=== Job ===
An exact copy of all the data is required, with pictures left out.

=== Figure record listings ===
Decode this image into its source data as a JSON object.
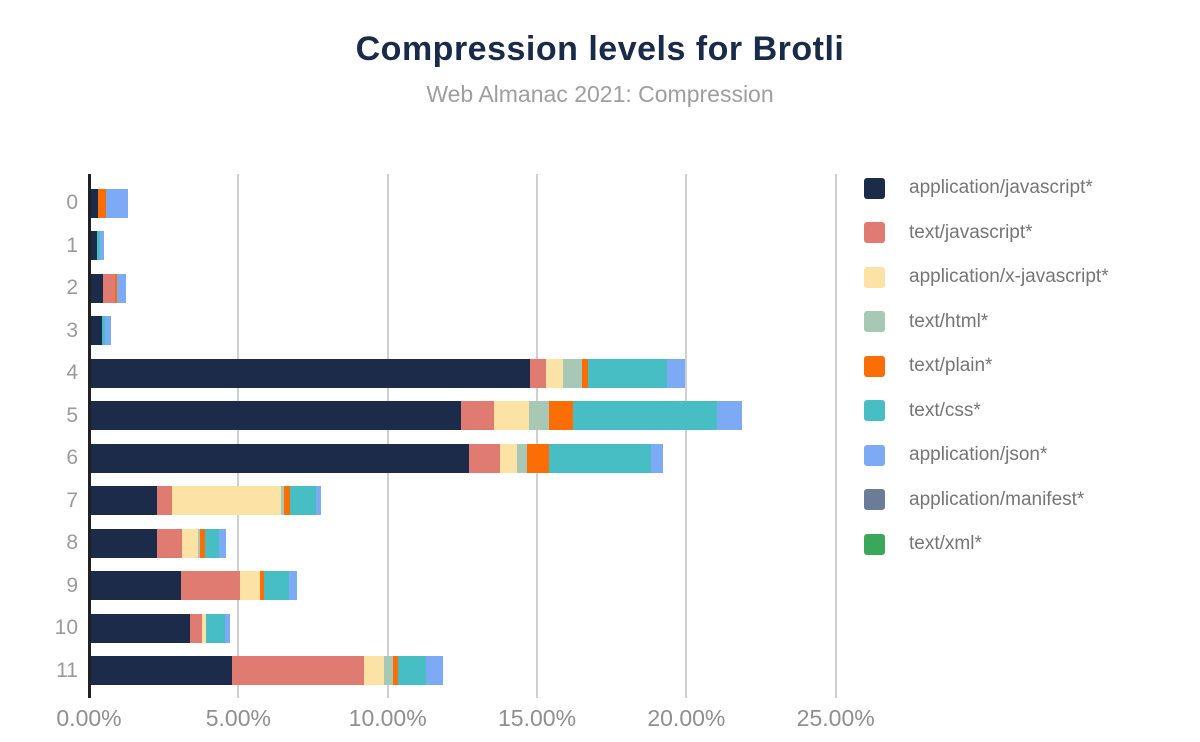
{
  "title": "Compression levels for Brotli",
  "subtitle": "Web Almanac 2021: Compression",
  "colors": {
    "title_color": "#1a2b49",
    "subtitle_color": "#9e9e9e",
    "axis_tick_color": "#8f8f8f",
    "y_label_color": "#9a9a9a",
    "legend_text_color": "#757575",
    "gridline_color": "#d0d0d0",
    "axis_line_color": "#212121"
  },
  "chart_data": {
    "type": "bar",
    "stacked": true,
    "orientation": "horizontal",
    "title": "Compression levels for Brotli",
    "subtitle": "Web Almanac 2021: Compression",
    "xlabel": "",
    "ylabel": "",
    "xlim": [
      0,
      25.45
    ],
    "grid": true,
    "legend_position": "right",
    "categories": [
      "0",
      "1",
      "2",
      "3",
      "4",
      "5",
      "6",
      "7",
      "8",
      "9",
      "10",
      "11"
    ],
    "x_ticks": [
      {
        "label": "0.00%",
        "value": 0
      },
      {
        "label": "5.00%",
        "value": 5
      },
      {
        "label": "10.00%",
        "value": 10
      },
      {
        "label": "15.00%",
        "value": 15
      },
      {
        "label": "20.00%",
        "value": 20
      },
      {
        "label": "25.00%",
        "value": 25
      }
    ],
    "series": [
      {
        "name": "application/javascript*",
        "color": "#1c2b49",
        "values": [
          0.25,
          0.2,
          0.4,
          0.38,
          14.7,
          12.4,
          12.65,
          2.2,
          2.2,
          3.0,
          3.3,
          4.73
        ]
      },
      {
        "name": "text/javascript*",
        "color": "#e07b72",
        "values": [
          0,
          0,
          0.4,
          0,
          0.55,
          1.1,
          1.05,
          0.5,
          0.85,
          2.0,
          0.42,
          4.42
        ]
      },
      {
        "name": "application/x-javascript*",
        "color": "#fde2a5",
        "values": [
          0,
          0,
          0,
          0,
          0.55,
          1.15,
          0.55,
          3.65,
          0.54,
          0.65,
          0.12,
          0.65
        ]
      },
      {
        "name": "text/html*",
        "color": "#a6c8b4",
        "values": [
          0,
          0,
          0,
          0,
          0.65,
          0.7,
          0.35,
          0.1,
          0.07,
          0,
          0,
          0.31
        ]
      },
      {
        "name": "text/plain*",
        "color": "#fb6d05",
        "values": [
          0.25,
          0,
          0.08,
          0,
          0.18,
          0.8,
          0.75,
          0.2,
          0.17,
          0.13,
          0,
          0.16
        ]
      },
      {
        "name": "text/css*",
        "color": "#47bdc4",
        "values": [
          0,
          0.1,
          0,
          0.1,
          2.65,
          4.8,
          3.4,
          0.9,
          0.46,
          0.86,
          0.65,
          0.96
        ]
      },
      {
        "name": "application/json*",
        "color": "#7caaf4",
        "values": [
          0.75,
          0.15,
          0.3,
          0.2,
          0.6,
          0.85,
          0.4,
          0.15,
          0.22,
          0.26,
          0.17,
          0.56
        ]
      },
      {
        "name": "application/manifest*",
        "color": "#6c7b97",
        "values": [
          0,
          0,
          0,
          0,
          0,
          0,
          0,
          0,
          0,
          0,
          0,
          0
        ]
      },
      {
        "name": "text/xml*",
        "color": "#3aa85b",
        "values": [
          0,
          0,
          0,
          0,
          0,
          0,
          0,
          0,
          0,
          0,
          0,
          0
        ]
      }
    ]
  }
}
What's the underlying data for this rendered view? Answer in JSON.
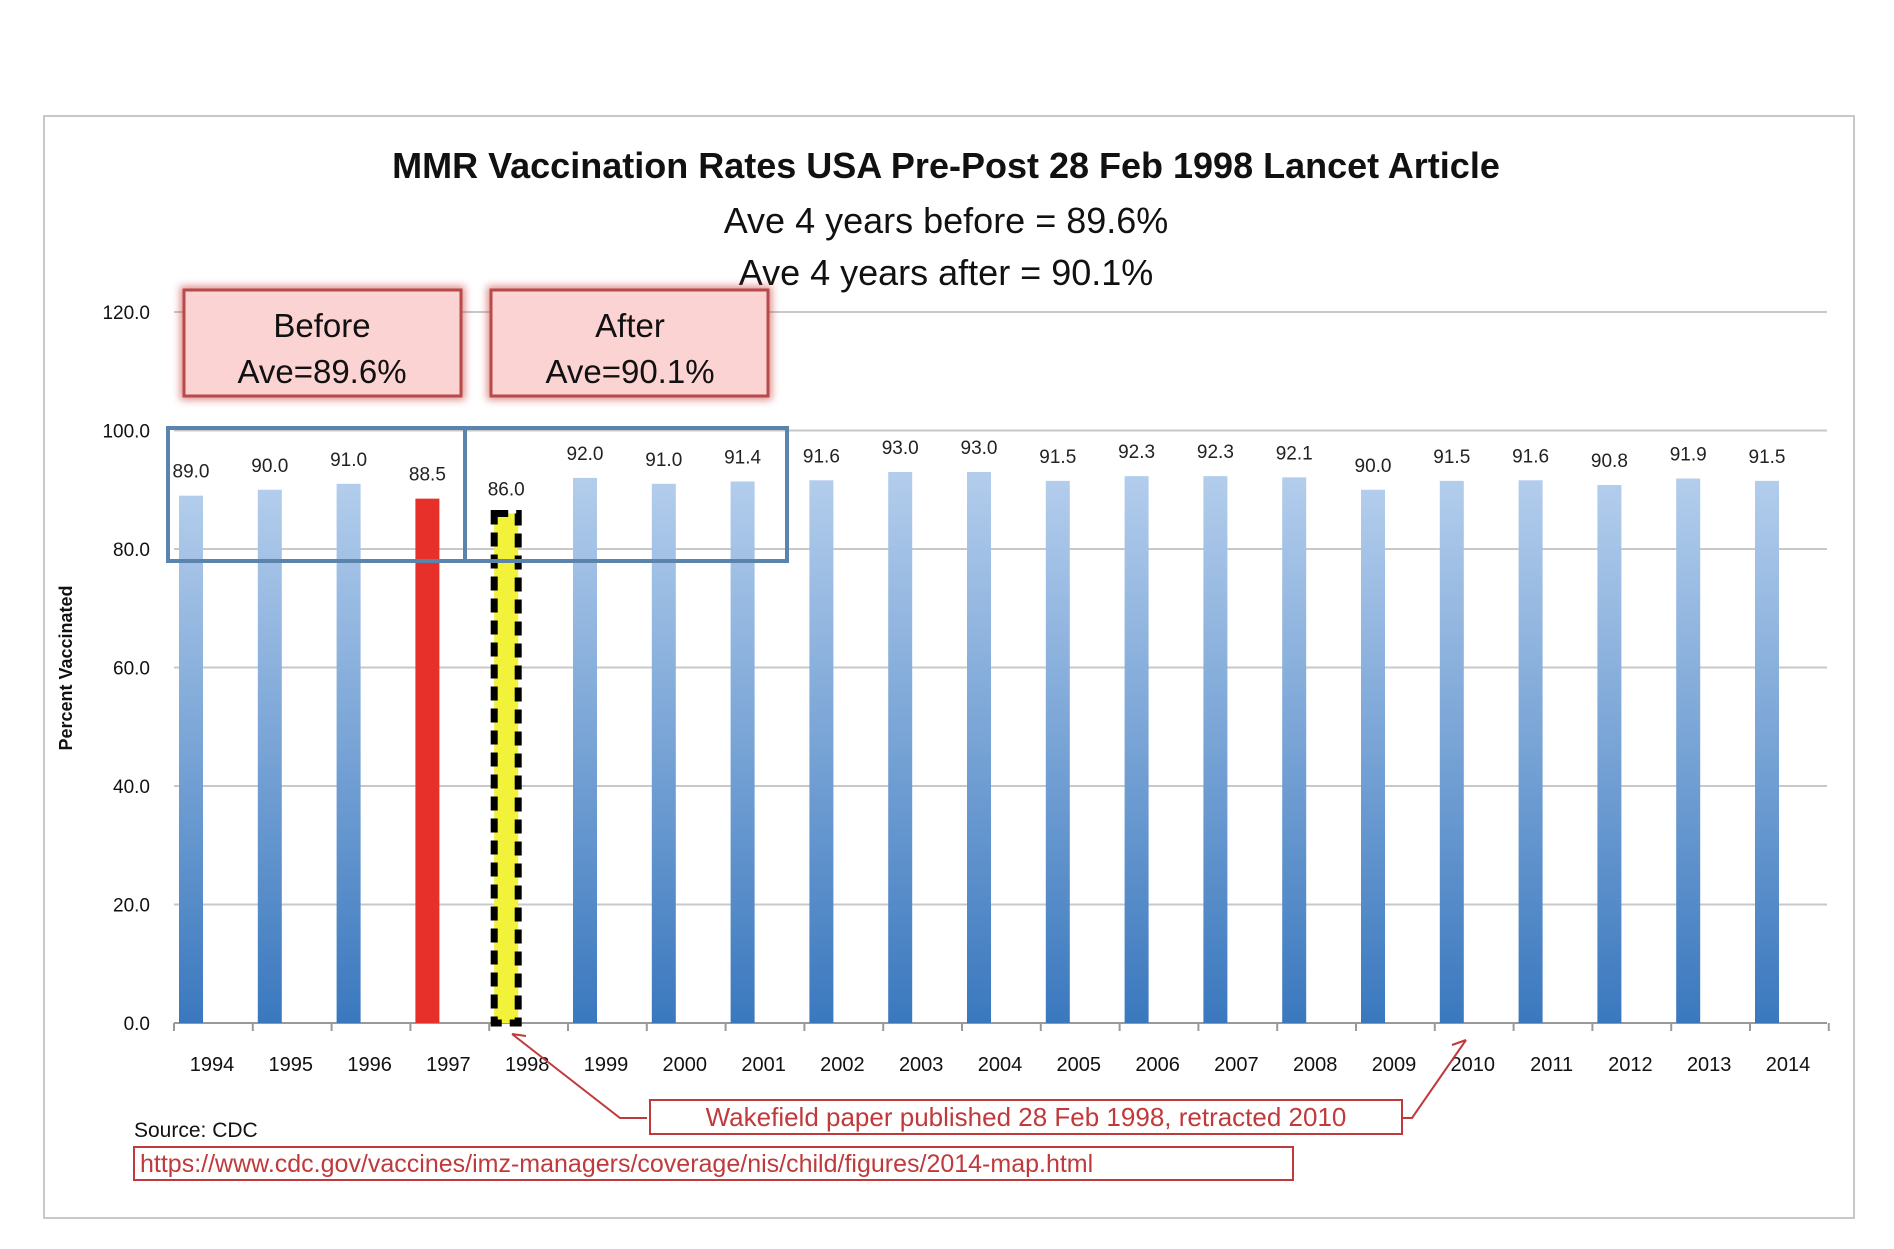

=== Solution below ===
Decode this image into its source data as a JSON object.
{
  "title": "Compression levels for Brotli",
  "subtitle": "Web Almanac 2021: Compression",
  "colors": {
    "title_color": "#1a2b49",
    "subtitle_color": "#9e9e9e",
    "axis_tick_color": "#8f8f8f",
    "y_label_color": "#9a9a9a",
    "legend_text_color": "#757575",
    "gridline_color": "#d0d0d0",
    "axis_line_color": "#212121"
  },
  "chart_data": {
    "type": "bar",
    "stacked": true,
    "orientation": "horizontal",
    "title": "Compression levels for Brotli",
    "subtitle": "Web Almanac 2021: Compression",
    "xlabel": "",
    "ylabel": "",
    "xlim": [
      0,
      25.45
    ],
    "grid": true,
    "legend_position": "right",
    "categories": [
      "0",
      "1",
      "2",
      "3",
      "4",
      "5",
      "6",
      "7",
      "8",
      "9",
      "10",
      "11"
    ],
    "x_ticks": [
      {
        "label": "0.00%",
        "value": 0
      },
      {
        "label": "5.00%",
        "value": 5
      },
      {
        "label": "10.00%",
        "value": 10
      },
      {
        "label": "15.00%",
        "value": 15
      },
      {
        "label": "20.00%",
        "value": 20
      },
      {
        "label": "25.00%",
        "value": 25
      }
    ],
    "series": [
      {
        "name": "application/javascript*",
        "color": "#1c2b49",
        "values": [
          0.25,
          0.2,
          0.4,
          0.38,
          14.7,
          12.4,
          12.65,
          2.2,
          2.2,
          3.0,
          3.3,
          4.73
        ]
      },
      {
        "name": "text/javascript*",
        "color": "#e07b72",
        "values": [
          0,
          0,
          0.4,
          0,
          0.55,
          1.1,
          1.05,
          0.5,
          0.85,
          2.0,
          0.42,
          4.42
        ]
      },
      {
        "name": "application/x-javascript*",
        "color": "#fde2a5",
        "values": [
          0,
          0,
          0,
          0,
          0.55,
          1.15,
          0.55,
          3.65,
          0.54,
          0.65,
          0.12,
          0.65
        ]
      },
      {
        "name": "text/html*",
        "color": "#a6c8b4",
        "values": [
          0,
          0,
          0,
          0,
          0.65,
          0.7,
          0.35,
          0.1,
          0.07,
          0,
          0,
          0.31
        ]
      },
      {
        "name": "text/plain*",
        "color": "#fb6d05",
        "values": [
          0.25,
          0,
          0.08,
          0,
          0.18,
          0.8,
          0.75,
          0.2,
          0.17,
          0.13,
          0,
          0.16
        ]
      },
      {
        "name": "text/css*",
        "color": "#47bdc4",
        "values": [
          0,
          0.1,
          0,
          0.1,
          2.65,
          4.8,
          3.4,
          0.9,
          0.46,
          0.86,
          0.65,
          0.96
        ]
      },
      {
        "name": "application/json*",
        "color": "#7caaf4",
        "values": [
          0.75,
          0.15,
          0.3,
          0.2,
          0.6,
          0.85,
          0.4,
          0.15,
          0.22,
          0.26,
          0.17,
          0.56
        ]
      },
      {
        "name": "application/manifest*",
        "color": "#6c7b97",
        "values": [
          0,
          0,
          0,
          0,
          0,
          0,
          0,
          0,
          0,
          0,
          0,
          0
        ]
      },
      {
        "name": "text/xml*",
        "color": "#3aa85b",
        "values": [
          0,
          0,
          0,
          0,
          0,
          0,
          0,
          0,
          0,
          0,
          0,
          0
        ]
      }
    ]
  }
}
What's the underlying data for this rendered view? Answer in JSON.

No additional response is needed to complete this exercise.